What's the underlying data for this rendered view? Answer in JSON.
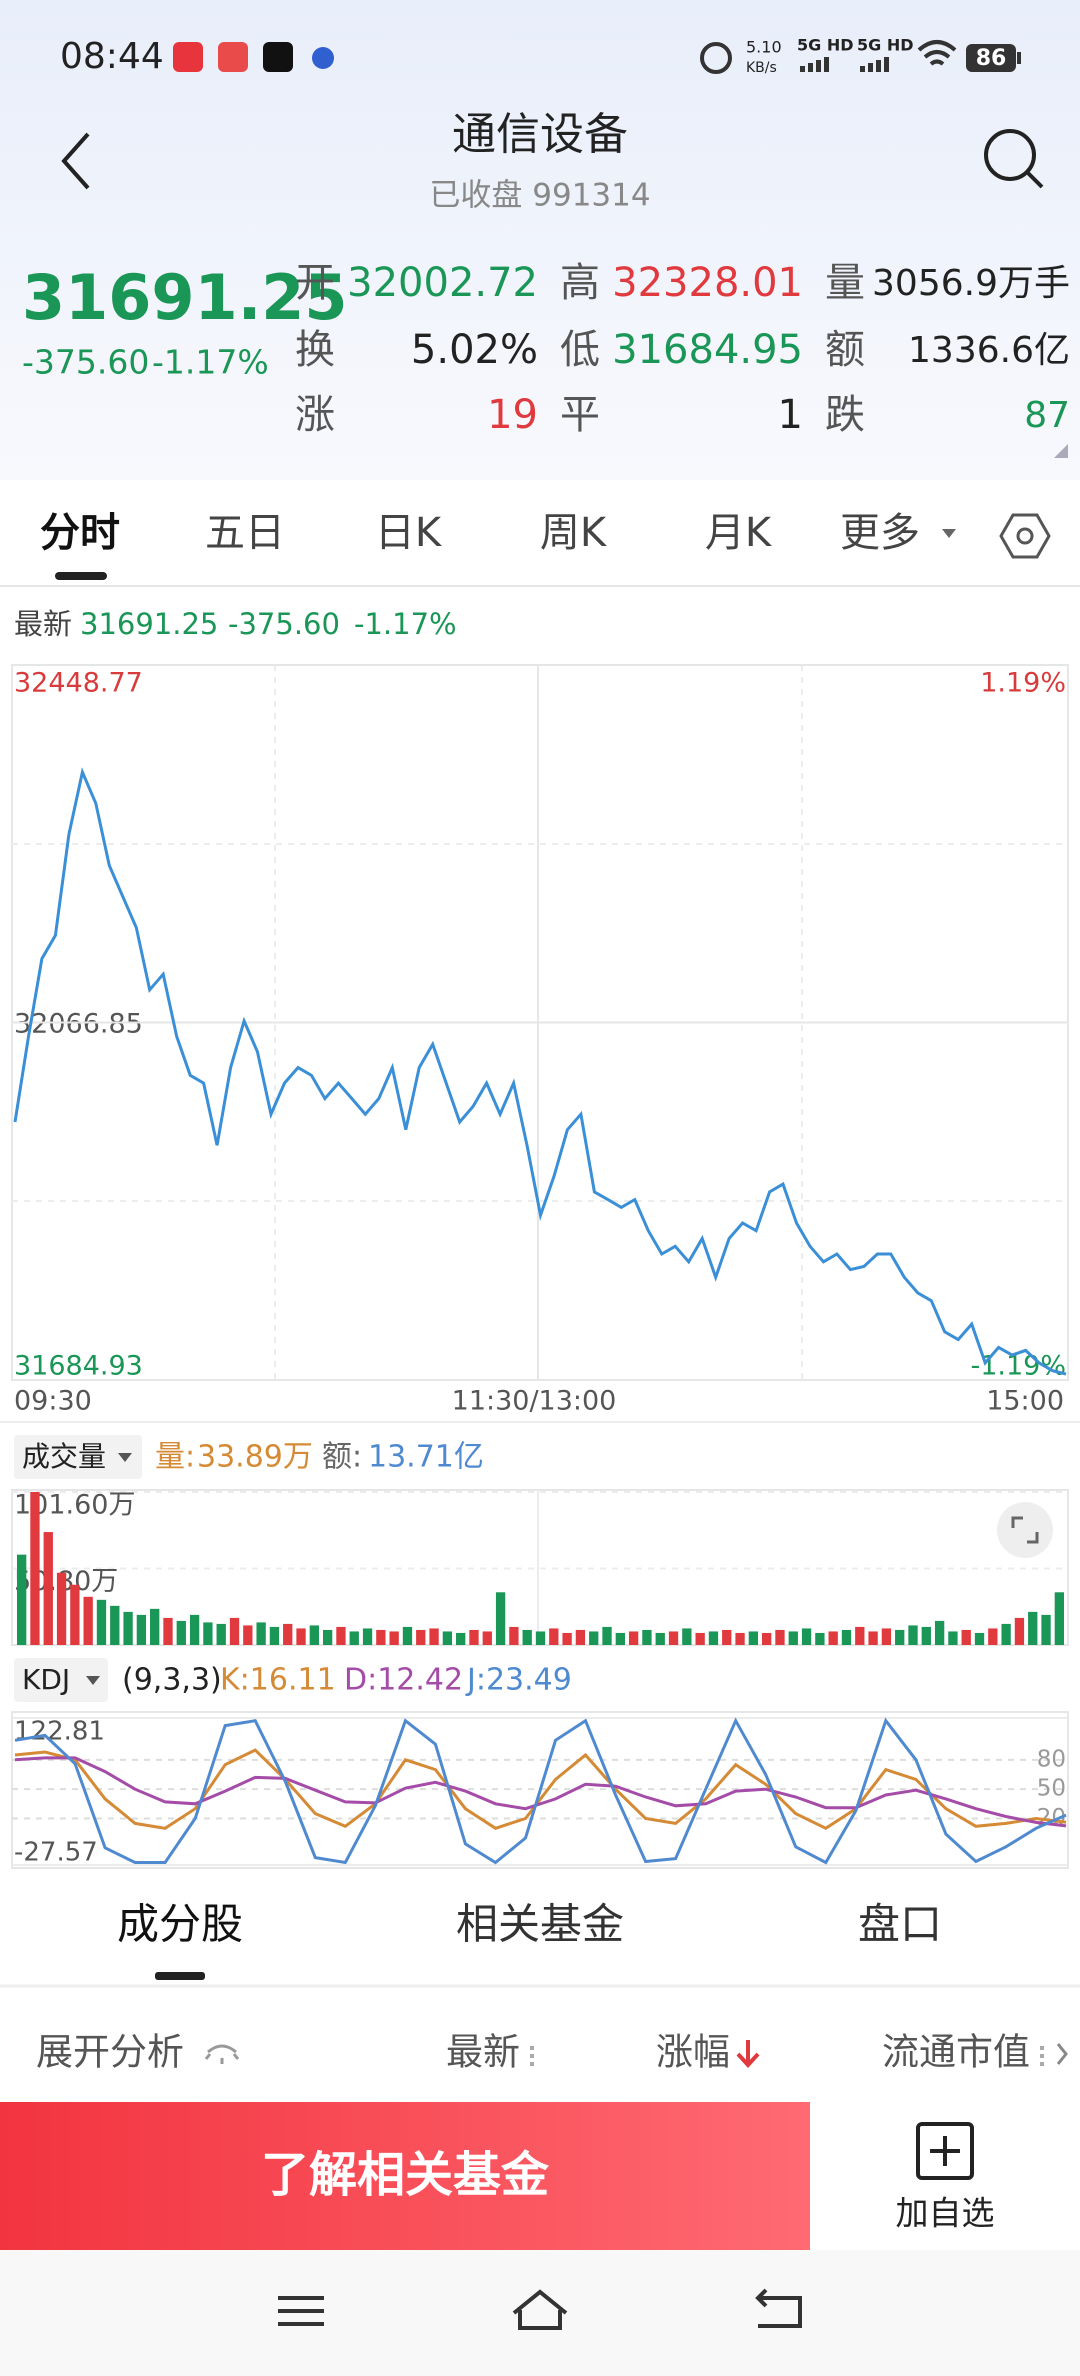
{
  "status_bar": {
    "time": "08:44",
    "net_speed": "5.10",
    "net_unit": "KB/s",
    "signal_1": "5G HD",
    "signal_2": "5G HD",
    "battery": "86"
  },
  "header": {
    "title": "通信设备",
    "subtitle": "已收盘 991314"
  },
  "quote": {
    "price": "31691.25",
    "change": "-375.60",
    "change_pct": "-1.17%",
    "stats": [
      [
        {
          "label": "开",
          "value": "32002.72",
          "color": "#1a9656"
        },
        {
          "label": "高",
          "value": "32328.01",
          "color": "#e0393e"
        },
        {
          "label": "量",
          "value": "3056.9万手",
          "color": "#222222"
        }
      ],
      [
        {
          "label": "换",
          "value": "5.02%",
          "color": "#222222"
        },
        {
          "label": "低",
          "value": "31684.95",
          "color": "#1a9656"
        },
        {
          "label": "额",
          "value": "1336.6亿",
          "color": "#222222"
        }
      ],
      [
        {
          "label": "涨",
          "value": "19",
          "color": "#e0393e"
        },
        {
          "label": "平",
          "value": "1",
          "color": "#222222"
        },
        {
          "label": "跌",
          "value": "87",
          "color": "#1a9656"
        }
      ]
    ]
  },
  "tabs": [
    "分时",
    "五日",
    "日K",
    "周K",
    "月K",
    "更多"
  ],
  "latest": {
    "label": "最新",
    "price": "31691.25",
    "change": "-375.60",
    "change_pct": "-1.17%"
  },
  "intraday": {
    "color": "#3a8fd6",
    "ylim": [
      31684.93,
      32448.77
    ],
    "yticks": [
      32448.77,
      32066.85,
      31684.93
    ],
    "pct_labels": [
      "1.19%",
      "-1.19%"
    ],
    "x_labels": [
      "09:30",
      "11:30/13:00",
      "15:00"
    ],
    "values": [
      31960.6,
      32051.9,
      32135.0,
      32159.9,
      32267.8,
      32334.2,
      32301.0,
      32234.6,
      32201.4,
      32168.2,
      32101.8,
      32118.4,
      32051.9,
      32010.4,
      32002.1,
      31935.7,
      32018.7,
      32068.5,
      32035.3,
      31968.9,
      32002.1,
      32018.7,
      32010.4,
      31985.5,
      32002.1,
      31985.5,
      31968.9,
      31985.5,
      32018.7,
      31952.3,
      32018.7,
      32043.6,
      32002.1,
      31960.6,
      31977.2,
      32002.1,
      31968.9,
      32002.1,
      31935.7,
      31861.0,
      31902.5,
      31952.3,
      31968.9,
      31885.9,
      31877.6,
      31869.3,
      31877.6,
      31844.4,
      31819.5,
      31827.8,
      31811.2,
      31836.1,
      31794.6,
      31836.1,
      31852.7,
      31844.4,
      31885.9,
      31894.2,
      31852.7,
      31827.8,
      31811.2,
      31819.5,
      31802.9,
      31806.2,
      31819.5,
      31819.5,
      31794.6,
      31778.0,
      31769.7,
      31736.4,
      31728.1,
      31744.7,
      31703.2,
      31719.8,
      31711.5,
      31716.5,
      31703.2,
      31694.9,
      31691.25
    ]
  },
  "volume": {
    "selector": "成交量",
    "vol_label": "量:",
    "vol_value": "33.89万",
    "amt_label": "额:",
    "amt_value": "13.71亿",
    "up_color": "#e0393e",
    "down_color": "#1a9656",
    "ylim": [
      0,
      101.6
    ],
    "yticks": [
      {
        "value": 101.6,
        "label": "101.60万"
      },
      {
        "value": 50.8,
        "label": "50.80万"
      }
    ],
    "values": [
      60,
      101.6,
      75,
      48,
      40,
      32,
      30,
      26,
      22,
      20,
      24,
      18,
      16,
      20,
      15,
      14,
      18,
      13,
      15,
      12,
      14,
      11,
      13,
      10,
      12,
      9,
      11,
      10,
      9,
      12,
      10,
      11,
      9,
      8,
      10,
      9,
      35,
      12,
      10,
      9,
      11,
      8,
      10,
      9,
      12,
      8,
      9,
      10,
      8,
      9,
      11,
      8,
      9,
      10,
      8,
      9,
      8,
      10,
      9,
      11,
      8,
      9,
      10,
      12,
      9,
      11,
      10,
      13,
      12,
      16,
      9,
      10,
      8,
      11,
      14,
      18,
      22,
      20,
      35
    ]
  },
  "kdj": {
    "selector": "KDJ",
    "params": "(9,3,3)",
    "ylim": [
      -27.57,
      122.81
    ],
    "yticks": [
      122.81,
      -27.57
    ],
    "guide_ticks": [
      80,
      50,
      20
    ],
    "series": [
      {
        "name": "K",
        "label": "K:16.11",
        "color": "#d58a36",
        "values": [
          85,
          88,
          80,
          40,
          15,
          10,
          30,
          75,
          90,
          60,
          25,
          12,
          35,
          80,
          70,
          30,
          10,
          20,
          60,
          85,
          50,
          20,
          15,
          40,
          75,
          55,
          25,
          10,
          30,
          70,
          60,
          30,
          12,
          15,
          20,
          16.11
        ]
      },
      {
        "name": "D",
        "label": "D:12.42",
        "color": "#a44ca8",
        "values": [
          80,
          82,
          82,
          68,
          50,
          37,
          35,
          48,
          62,
          61,
          49,
          37,
          36,
          51,
          57,
          48,
          35,
          30,
          40,
          55,
          53,
          42,
          33,
          35,
          48,
          50,
          42,
          31,
          31,
          44,
          49,
          40,
          30,
          22,
          16,
          12.42
        ]
      },
      {
        "name": "J",
        "label": "J:23.49",
        "color": "#4f8ad0",
        "values": [
          100,
          105,
          76,
          -10,
          -25,
          -25,
          20,
          115,
          120,
          58,
          -20,
          -25,
          33,
          120,
          96,
          -6,
          -25,
          0,
          100,
          120,
          44,
          -24,
          -21,
          50,
          120,
          65,
          -9,
          -25,
          28,
          120,
          80,
          4,
          -24,
          -9,
          10,
          23.49
        ]
      }
    ]
  },
  "bottom_tabs": [
    "成分股",
    "相关基金",
    "盘口"
  ],
  "sort_header": [
    "展开分析",
    "最新",
    "涨幅",
    "流通市值"
  ],
  "action_bar": {
    "button": "了解相关基金",
    "watch": "加自选"
  }
}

┄┄┄┄┄┄┄┄┄┄┄┄┄┄┄┄┄┄┄┄

Every line above should be returned word for word, with the pictures left behind.

- Result
What's the underlying data for this rendered view? Answer in JSON.
{
  "status_bar": {
    "time": "08:44",
    "net_speed": "5.10",
    "net_unit": "KB/s",
    "signal_1": "5G HD",
    "signal_2": "5G HD",
    "battery": "86"
  },
  "header": {
    "title": "通信设备",
    "subtitle": "已收盘 991314"
  },
  "quote": {
    "price": "31691.25",
    "change": "-375.60",
    "change_pct": "-1.17%",
    "stats": [
      [
        {
          "label": "开",
          "value": "32002.72",
          "color": "#1a9656"
        },
        {
          "label": "高",
          "value": "32328.01",
          "color": "#e0393e"
        },
        {
          "label": "量",
          "value": "3056.9万手",
          "color": "#222222"
        }
      ],
      [
        {
          "label": "换",
          "value": "5.02%",
          "color": "#222222"
        },
        {
          "label": "低",
          "value": "31684.95",
          "color": "#1a9656"
        },
        {
          "label": "额",
          "value": "1336.6亿",
          "color": "#222222"
        }
      ],
      [
        {
          "label": "涨",
          "value": "19",
          "color": "#e0393e"
        },
        {
          "label": "平",
          "value": "1",
          "color": "#222222"
        },
        {
          "label": "跌",
          "value": "87",
          "color": "#1a9656"
        }
      ]
    ]
  },
  "tabs": [
    "分时",
    "五日",
    "日K",
    "周K",
    "月K",
    "更多"
  ],
  "latest": {
    "label": "最新",
    "price": "31691.25",
    "change": "-375.60",
    "change_pct": "-1.17%"
  },
  "intraday": {
    "color": "#3a8fd6",
    "ylim": [
      31684.93,
      32448.77
    ],
    "yticks": [
      32448.77,
      32066.85,
      31684.93
    ],
    "pct_labels": [
      "1.19%",
      "-1.19%"
    ],
    "x_labels": [
      "09:30",
      "11:30/13:00",
      "15:00"
    ],
    "values": [
      31960.6,
      32051.9,
      32135.0,
      32159.9,
      32267.8,
      32334.2,
      32301.0,
      32234.6,
      32201.4,
      32168.2,
      32101.8,
      32118.4,
      32051.9,
      32010.4,
      32002.1,
      31935.7,
      32018.7,
      32068.5,
      32035.3,
      31968.9,
      32002.1,
      32018.7,
      32010.4,
      31985.5,
      32002.1,
      31985.5,
      31968.9,
      31985.5,
      32018.7,
      31952.3,
      32018.7,
      32043.6,
      32002.1,
      31960.6,
      31977.2,
      32002.1,
      31968.9,
      32002.1,
      31935.7,
      31861.0,
      31902.5,
      31952.3,
      31968.9,
      31885.9,
      31877.6,
      31869.3,
      31877.6,
      31844.4,
      31819.5,
      31827.8,
      31811.2,
      31836.1,
      31794.6,
      31836.1,
      31852.7,
      31844.4,
      31885.9,
      31894.2,
      31852.7,
      31827.8,
      31811.2,
      31819.5,
      31802.9,
      31806.2,
      31819.5,
      31819.5,
      31794.6,
      31778.0,
      31769.7,
      31736.4,
      31728.1,
      31744.7,
      31703.2,
      31719.8,
      31711.5,
      31716.5,
      31703.2,
      31694.9,
      31691.25
    ]
  },
  "volume": {
    "selector": "成交量",
    "vol_label": "量:",
    "vol_value": "33.89万",
    "amt_label": "额:",
    "amt_value": "13.71亿",
    "up_color": "#e0393e",
    "down_color": "#1a9656",
    "ylim": [
      0,
      101.6
    ],
    "yticks": [
      {
        "value": 101.6,
        "label": "101.60万"
      },
      {
        "value": 50.8,
        "label": "50.80万"
      }
    ],
    "values": [
      60,
      101.6,
      75,
      48,
      40,
      32,
      30,
      26,
      22,
      20,
      24,
      18,
      16,
      20,
      15,
      14,
      18,
      13,
      15,
      12,
      14,
      11,
      13,
      10,
      12,
      9,
      11,
      10,
      9,
      12,
      10,
      11,
      9,
      8,
      10,
      9,
      35,
      12,
      10,
      9,
      11,
      8,
      10,
      9,
      12,
      8,
      9,
      10,
      8,
      9,
      11,
      8,
      9,
      10,
      8,
      9,
      8,
      10,
      9,
      11,
      8,
      9,
      10,
      12,
      9,
      11,
      10,
      13,
      12,
      16,
      9,
      10,
      8,
      11,
      14,
      18,
      22,
      20,
      35
    ]
  },
  "kdj": {
    "selector": "KDJ",
    "params": "(9,3,3)",
    "ylim": [
      -27.57,
      122.81
    ],
    "yticks": [
      122.81,
      -27.57
    ],
    "guide_ticks": [
      80,
      50,
      20
    ],
    "series": [
      {
        "name": "K",
        "label": "K:16.11",
        "color": "#d58a36",
        "values": [
          85,
          88,
          80,
          40,
          15,
          10,
          30,
          75,
          90,
          60,
          25,
          12,
          35,
          80,
          70,
          30,
          10,
          20,
          60,
          85,
          50,
          20,
          15,
          40,
          75,
          55,
          25,
          10,
          30,
          70,
          60,
          30,
          12,
          15,
          20,
          16.11
        ]
      },
      {
        "name": "D",
        "label": "D:12.42",
        "color": "#a44ca8",
        "values": [
          80,
          82,
          82,
          68,
          50,
          37,
          35,
          48,
          62,
          61,
          49,
          37,
          36,
          51,
          57,
          48,
          35,
          30,
          40,
          55,
          53,
          42,
          33,
          35,
          48,
          50,
          42,
          31,
          31,
          44,
          49,
          40,
          30,
          22,
          16,
          12.42
        ]
      },
      {
        "name": "J",
        "label": "J:23.49",
        "color": "#4f8ad0",
        "values": [
          100,
          105,
          76,
          -10,
          -25,
          -25,
          20,
          115,
          120,
          58,
          -20,
          -25,
          33,
          120,
          96,
          -6,
          -25,
          0,
          100,
          120,
          44,
          -24,
          -21,
          50,
          120,
          65,
          -9,
          -25,
          28,
          120,
          80,
          4,
          -24,
          -9,
          10,
          23.49
        ]
      }
    ]
  },
  "bottom_tabs": [
    "成分股",
    "相关基金",
    "盘口"
  ],
  "sort_header": [
    "展开分析",
    "最新",
    "涨幅",
    "流通市值"
  ],
  "action_bar": {
    "button": "了解相关基金",
    "watch": "加自选"
  }
}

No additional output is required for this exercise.